TASK DESCRIPTION: Print every entry word for word, but omit the pictures.

EXTRACTED INFORMATION:
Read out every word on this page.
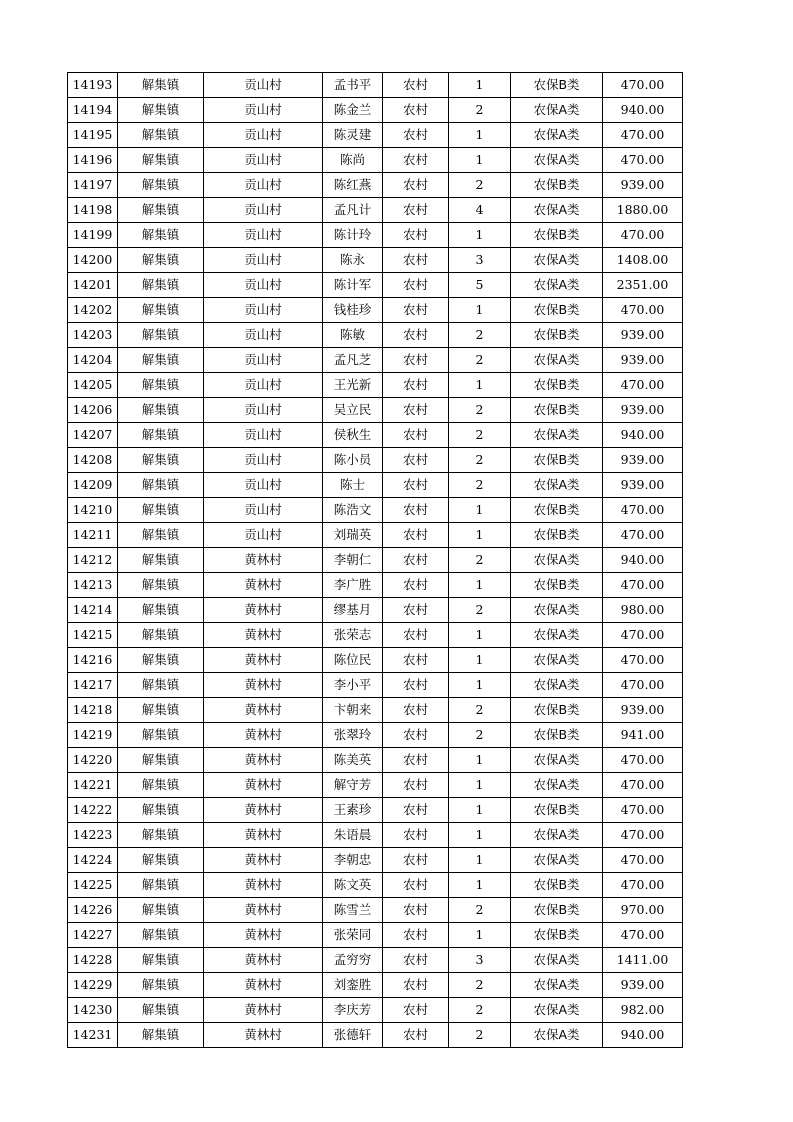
14193	解集镇	贡山村	孟书平	农村	1	农保B类	470.00
14194	解集镇	贡山村	陈金兰	农村	2	农保A类	940.00
14195	解集镇	贡山村	陈灵建	农村	1	农保A类	470.00
14196	解集镇	贡山村	陈尚	农村	1	农保A类	470.00
14197	解集镇	贡山村	陈红燕	农村	2	农保B类	939.00
14198	解集镇	贡山村	孟凡计	农村	4	农保A类	1880.00
14199	解集镇	贡山村	陈计玲	农村	1	农保B类	470.00
14200	解集镇	贡山村	陈永	农村	3	农保A类	1408.00
14201	解集镇	贡山村	陈计军	农村	5	农保A类	2351.00
14202	解集镇	贡山村	钱桂珍	农村	1	农保B类	470.00
14203	解集镇	贡山村	陈敏	农村	2	农保B类	939.00
14204	解集镇	贡山村	孟凡芝	农村	2	农保A类	939.00
14205	解集镇	贡山村	王光新	农村	1	农保B类	470.00
14206	解集镇	贡山村	吴立民	农村	2	农保B类	939.00
14207	解集镇	贡山村	侯秋生	农村	2	农保A类	940.00
14208	解集镇	贡山村	陈小员	农村	2	农保B类	939.00
14209	解集镇	贡山村	陈士	农村	2	农保A类	939.00
14210	解集镇	贡山村	陈浩文	农村	1	农保B类	470.00
14211	解集镇	贡山村	刘瑞英	农村	1	农保B类	470.00
14212	解集镇	黄林村	李朝仁	农村	2	农保A类	940.00
14213	解集镇	黄林村	李广胜	农村	1	农保B类	470.00
14214	解集镇	黄林村	缪基月	农村	2	农保A类	980.00
14215	解集镇	黄林村	张荣志	农村	1	农保A类	470.00
14216	解集镇	黄林村	陈位民	农村	1	农保A类	470.00
14217	解集镇	黄林村	李小平	农村	1	农保A类	470.00
14218	解集镇	黄林村	卞朝来	农村	2	农保B类	939.00
14219	解集镇	黄林村	张翠玲	农村	2	农保B类	941.00
14220	解集镇	黄林村	陈美英	农村	1	农保A类	470.00
14221	解集镇	黄林村	解守芳	农村	1	农保A类	470.00
14222	解集镇	黄林村	王素珍	农村	1	农保B类	470.00
14223	解集镇	黄林村	朱语晨	农村	1	农保A类	470.00
14224	解集镇	黄林村	李朝忠	农村	1	农保A类	470.00
14225	解集镇	黄林村	陈文英	农村	1	农保B类	470.00
14226	解集镇	黄林村	陈雪兰	农村	2	农保B类	970.00
14227	解集镇	黄林村	张荣同	农村	1	农保B类	470.00
14228	解集镇	黄林村	孟穷穷	农村	3	农保A类	1411.00
14229	解集镇	黄林村	刘銮胜	农村	2	农保A类	939.00
14230	解集镇	黄林村	李庆芳	农村	2	农保A类	982.00
14231	解集镇	黄林村	张德轩	农村	2	农保A类	940.00
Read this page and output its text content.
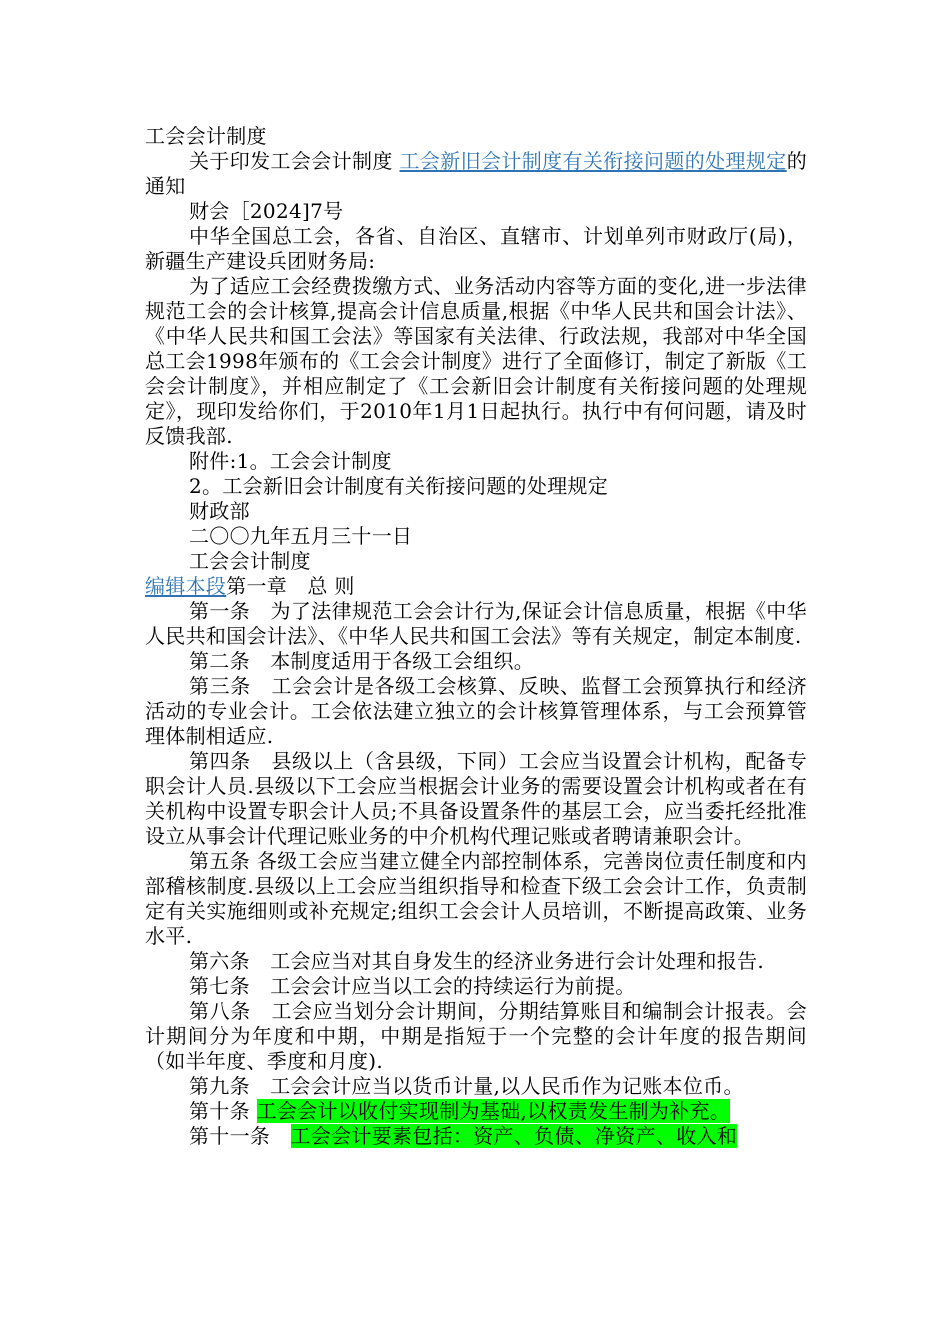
工会会计制度

关于印发工会会计制度 工会新旧会计制度有关衔接问题的处理规定的通知

财会［2024]7号

中华全国总工会，各省、自治区、直辖市、计划单列市财政厅(局)，新疆生产建设兵团财务局:

为了适应工会经费拨缴方式、业务活动内容等方面的变化,进一步法律规范工会的会计核算,提高会计信息质量,根据《中华人民共和国会计法》、《中华人民共和国工会法》等国家有关法律、行政法规，我部对中华全国总工会1998年颁布的《工会会计制度》进行了全面修订，制定了新版《工会会计制度》，并相应制定了《工会新旧会计制度有关衔接问题的处理规定》，现印发给你们，于2010年1月1日起执行。执行中有何问题，请及时反馈我部.

附件:1。工会会计制度

2。工会新旧会计制度有关衔接问题的处理规定

财政部

二〇〇九年五月三十一日

工会会计制度

编辑本段第一章　总 则

第一条　为了法律规范工会会计行为,保证会计信息质量，根据《中华人民共和国会计法》、《中华人民共和国工会法》等有关规定，制定本制度.

第二条　本制度适用于各级工会组织。

第三条　工会会计是各级工会核算、反映、监督工会预算执行和经济活动的专业会计。工会依法建立独立的会计核算管理体系，与工会预算管理体制相适应.

第四条　县级以上（含县级，下同）工会应当设置会计机构，配备专职会计人员.县级以下工会应当根据会计业务的需要设置会计机构或者在有关机构中设置专职会计人员;不具备设置条件的基层工会，应当委托经批准设立从事会计代理记账业务的中介机构代理记账或者聘请兼职会计。

第五条 各级工会应当建立健全内部控制体系，完善岗位责任制度和内部稽核制度.县级以上工会应当组织指导和检查下级工会会计工作，负责制定有关实施细则或补充规定;组织工会会计人员培训，不断提高政策、业务水平.

第六条　工会应当对其自身发生的经济业务进行会计处理和报告.

第七条　工会会计应当以工会的持续运行为前提。

第八条　工会应当划分会计期间，分期结算账目和编制会计报表。会计期间分为年度和中期，中期是指短于一个完整的会计年度的报告期间（如半年度、季度和月度).

第九条　工会会计应当以货币计量,以人民币作为记账本位币。

第十条 工会会计以收付实现制为基础,以权责发生制为补充。

第十一条　工会会计要素包括：资产、负债、净资产、收入和
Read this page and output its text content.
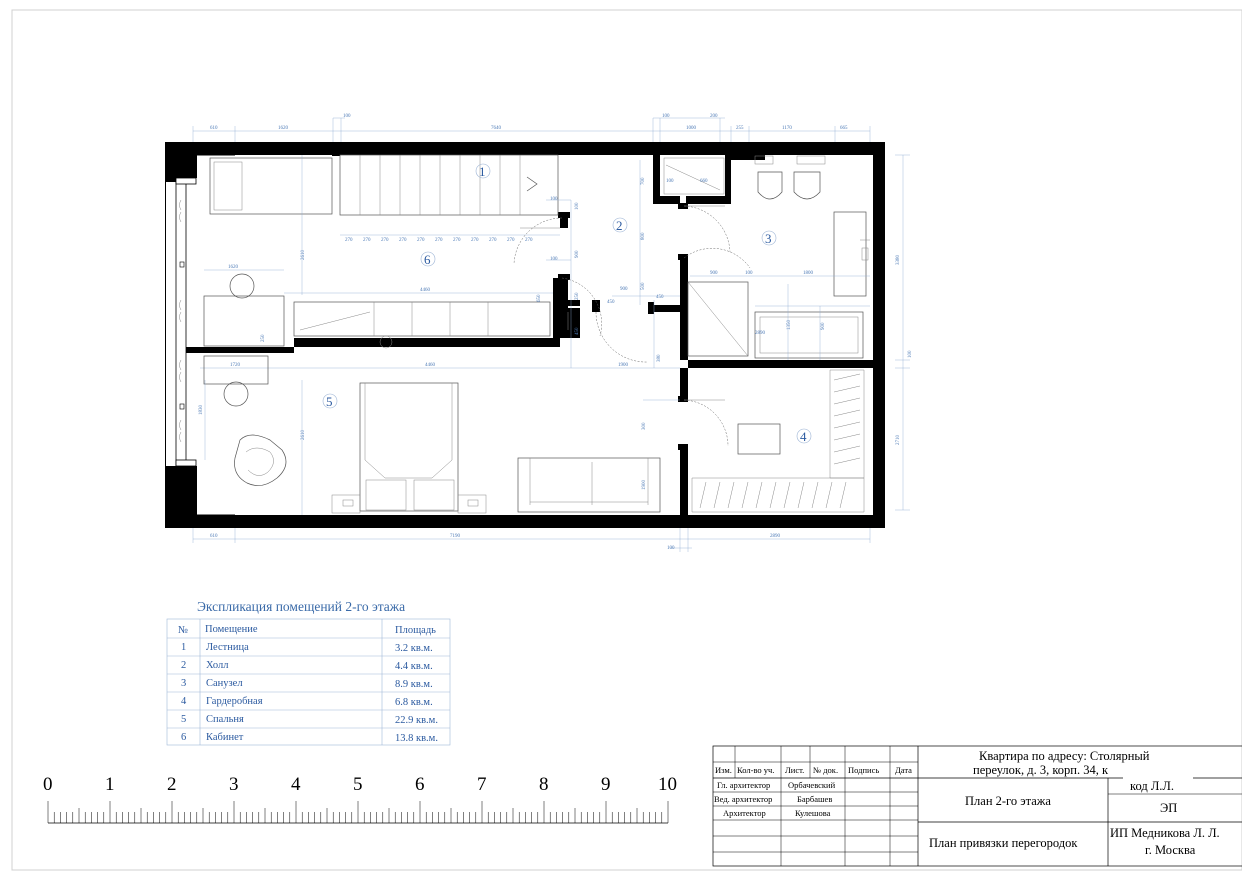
610	1620
100
7640
100
1000
200
255	1170	665
610	7190	2890
100
3380
2710
100
270 270 270 270 270 270 270 270 270 270 270
4460
1620
2610
4460
1720	1900
1830
2610
300
1900
660
100
700
800
500
100
900
250
450
450
900
450
380
100
100
650
250
900	1800
100
2890
1350	900
1
2
3
4
5
6
Экспликация помещений 2-го этажа
№ Помещение	Площадь
1 Лестница	3.2 кв.м.
2 Холл	4.4 кв.м.
3 Санузел	8.9 кв.м.
4 Гардеробная	6.8 кв.м.
5 Спальня	22.9 кв.м.
6 Кабинет	13.8 кв.м.
0	1	2	3	4	5	6	7	8	9	10
Изм. Кол-во уч. Лист. № док. Подпись Дата
Гл. архитектор Орбачевский
Вед. архитектор	Барбашев
Архитектор	Кулешова
Квартира по адресу: Столярный
переулок, д. 3, корп. 34, к
код Л.Л.
План 2-го этажа
План привязки перегородок
ЭП
ИП Медникова Л. Л.
г. Москва
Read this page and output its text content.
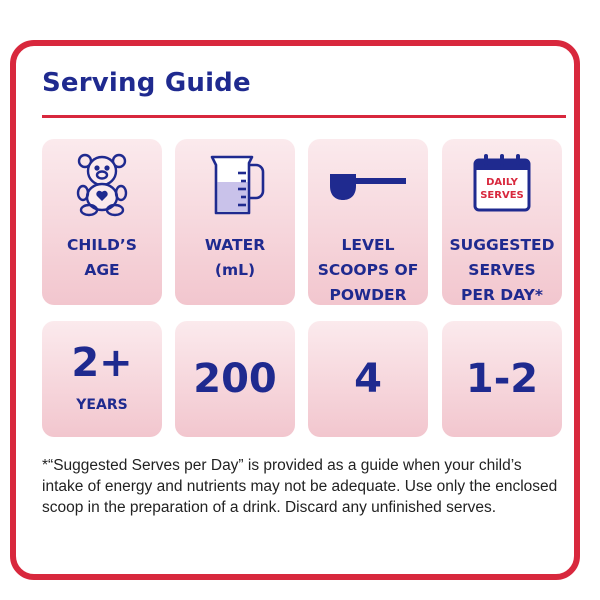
Serving Guide
CHILD’S
AGE
2+
YEARS
WATER
(mL)
200
LEVEL
SCOOPS OF
POWDER
4
DAILY
SERVES
SUGGESTED
SERVES
PER DAY*
1-2

*“Suggested Serves per Day” is provided as a guide when your child’s
intake of energy and nutrients may not be adequate. Use only the enclosed
scoop in the preparation of a drink. Discard any unfinished serves.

RESPONSE FOR THIS EXERCISE:
Read out every word on this page.
14193	解集镇	贡山村	孟书平	农村	1	农保B类	470.00
14194	解集镇	贡山村	陈金兰	农村	2	农保A类	940.00
14195	解集镇	贡山村	陈灵建	农村	1	农保A类	470.00
14196	解集镇	贡山村	陈尚	农村	1	农保A类	470.00
14197	解集镇	贡山村	陈红燕	农村	2	农保B类	939.00
14198	解集镇	贡山村	孟凡计	农村	4	农保A类	1880.00
14199	解集镇	贡山村	陈计玲	农村	1	农保B类	470.00
14200	解集镇	贡山村	陈永	农村	3	农保A类	1408.00
14201	解集镇	贡山村	陈计军	农村	5	农保A类	2351.00
14202	解集镇	贡山村	钱桂珍	农村	1	农保B类	470.00
14203	解集镇	贡山村	陈敏	农村	2	农保B类	939.00
14204	解集镇	贡山村	孟凡芝	农村	2	农保A类	939.00
14205	解集镇	贡山村	王光新	农村	1	农保B类	470.00
14206	解集镇	贡山村	吴立民	农村	2	农保B类	939.00
14207	解集镇	贡山村	侯秋生	农村	2	农保A类	940.00
14208	解集镇	贡山村	陈小员	农村	2	农保B类	939.00
14209	解集镇	贡山村	陈士	农村	2	农保A类	939.00
14210	解集镇	贡山村	陈浩文	农村	1	农保B类	470.00
14211	解集镇	贡山村	刘瑞英	农村	1	农保B类	470.00
14212	解集镇	黄林村	李朝仁	农村	2	农保A类	940.00
14213	解集镇	黄林村	李广胜	农村	1	农保B类	470.00
14214	解集镇	黄林村	缪基月	农村	2	农保A类	980.00
14215	解集镇	黄林村	张荣志	农村	1	农保A类	470.00
14216	解集镇	黄林村	陈位民	农村	1	农保A类	470.00
14217	解集镇	黄林村	李小平	农村	1	农保A类	470.00
14218	解集镇	黄林村	卞朝来	农村	2	农保B类	939.00
14219	解集镇	黄林村	张翠玲	农村	2	农保B类	941.00
14220	解集镇	黄林村	陈美英	农村	1	农保A类	470.00
14221	解集镇	黄林村	解守芳	农村	1	农保A类	470.00
14222	解集镇	黄林村	王素珍	农村	1	农保B类	470.00
14223	解集镇	黄林村	朱语晨	农村	1	农保A类	470.00
14224	解集镇	黄林村	李朝忠	农村	1	农保A类	470.00
14225	解集镇	黄林村	陈文英	农村	1	农保B类	470.00
14226	解集镇	黄林村	陈雪兰	农村	2	农保B类	970.00
14227	解集镇	黄林村	张荣同	农村	1	农保B类	470.00
14228	解集镇	黄林村	孟穷穷	农村	3	农保A类	1411.00
14229	解集镇	黄林村	刘銮胜	农村	2	农保A类	939.00
14230	解集镇	黄林村	李庆芳	农村	2	农保A类	982.00
14231	解集镇	黄林村	张德轩	农村	2	农保A类	940.00
Read this page and output its text content.
工会会计制度

关于印发工会会计制度 工会新旧会计制度有关衔接问题的处理规定的通知

财会［2024]7号

中华全国总工会，各省、自治区、直辖市、计划单列市财政厅(局)，新疆生产建设兵团财务局:

为了适应工会经费拨缴方式、业务活动内容等方面的变化,进一步法律规范工会的会计核算,提高会计信息质量,根据《中华人民共和国会计法》、《中华人民共和国工会法》等国家有关法律、行政法规，我部对中华全国总工会1998年颁布的《工会会计制度》进行了全面修订，制定了新版《工会会计制度》，并相应制定了《工会新旧会计制度有关衔接问题的处理规定》，现印发给你们，于2010年1月1日起执行。执行中有何问题，请及时反馈我部.

附件:1。工会会计制度

2。工会新旧会计制度有关衔接问题的处理规定

财政部

二〇〇九年五月三十一日

工会会计制度

编辑本段第一章　总 则

第一条　为了法律规范工会会计行为,保证会计信息质量，根据《中华人民共和国会计法》、《中华人民共和国工会法》等有关规定，制定本制度.

第二条　本制度适用于各级工会组织。

第三条　工会会计是各级工会核算、反映、监督工会预算执行和经济活动的专业会计。工会依法建立独立的会计核算管理体系，与工会预算管理体制相适应.

第四条　县级以上（含县级，下同）工会应当设置会计机构，配备专职会计人员.县级以下工会应当根据会计业务的需要设置会计机构或者在有关机构中设置专职会计人员;不具备设置条件的基层工会，应当委托经批准设立从事会计代理记账业务的中介机构代理记账或者聘请兼职会计。

第五条 各级工会应当建立健全内部控制体系，完善岗位责任制度和内部稽核制度.县级以上工会应当组织指导和检查下级工会会计工作，负责制定有关实施细则或补充规定;组织工会会计人员培训，不断提高政策、业务水平.

第六条　工会应当对其自身发生的经济业务进行会计处理和报告.

第七条　工会会计应当以工会的持续运行为前提。

第八条　工会应当划分会计期间，分期结算账目和编制会计报表。会计期间分为年度和中期，中期是指短于一个完整的会计年度的报告期间（如半年度、季度和月度).

第九条　工会会计应当以货币计量,以人民币作为记账本位币。

第十条 工会会计以收付实现制为基础,以权责发生制为补充。

第十一条　工会会计要素包括：资产、负债、净资产、收入和
Read this page and output its text content.
610	1620
100
7640
100
1000
200
255	1170	665
610	7190	2890
100
3380
2710
100
270 270 270 270 270 270 270 270 270 270 270
4460
1620
2610
4460
1720	1900
1830
2610
300
1900
660
100
700
800
500
100
900
250
450
450
900
450
380
100
100
650
250
900	1800
100
2890
1350	900
1
2
3
4
5
6
Экспликация помещений 2-го этажа
№ Помещение	Площадь
1 Лестница	3.2 кв.м.
2 Холл	4.4 кв.м.
3 Санузел	8.9 кв.м.
4 Гардеробная	6.8 кв.м.
5 Спальня	22.9 кв.м.
6 Кабинет	13.8 кв.м.
0	1	2	3	4	5	6	7	8	9	10
Изм. Кол-во уч. Лист. № док. Подпись Дата
Гл. архитектор Орбачевский
Вед. архитектор	Барбашев
Архитектор	Кулешова
Квартира по адресу: Столярный
переулок, д. 3, корп. 34, к
код Л.Л.
План 2-го этажа
План привязки перегородок
ЭП
ИП Медникова Л. Л.
г. Москва
Read this page and output its text content.
Serving Guide
CHILD’S
AGE
2+
YEARS
WATER
(mL)
200
LEVEL
SCOOPS OF
POWDER
4
DAILY
SERVES
SUGGESTED
SERVES
PER DAY*
1-2

*“Suggested Serves per Day” is provided as a guide when your child’s
intake of energy and nutrients may not be adequate. Use only the enclosed
scoop in the preparation of a drink. Discard any unfinished serves.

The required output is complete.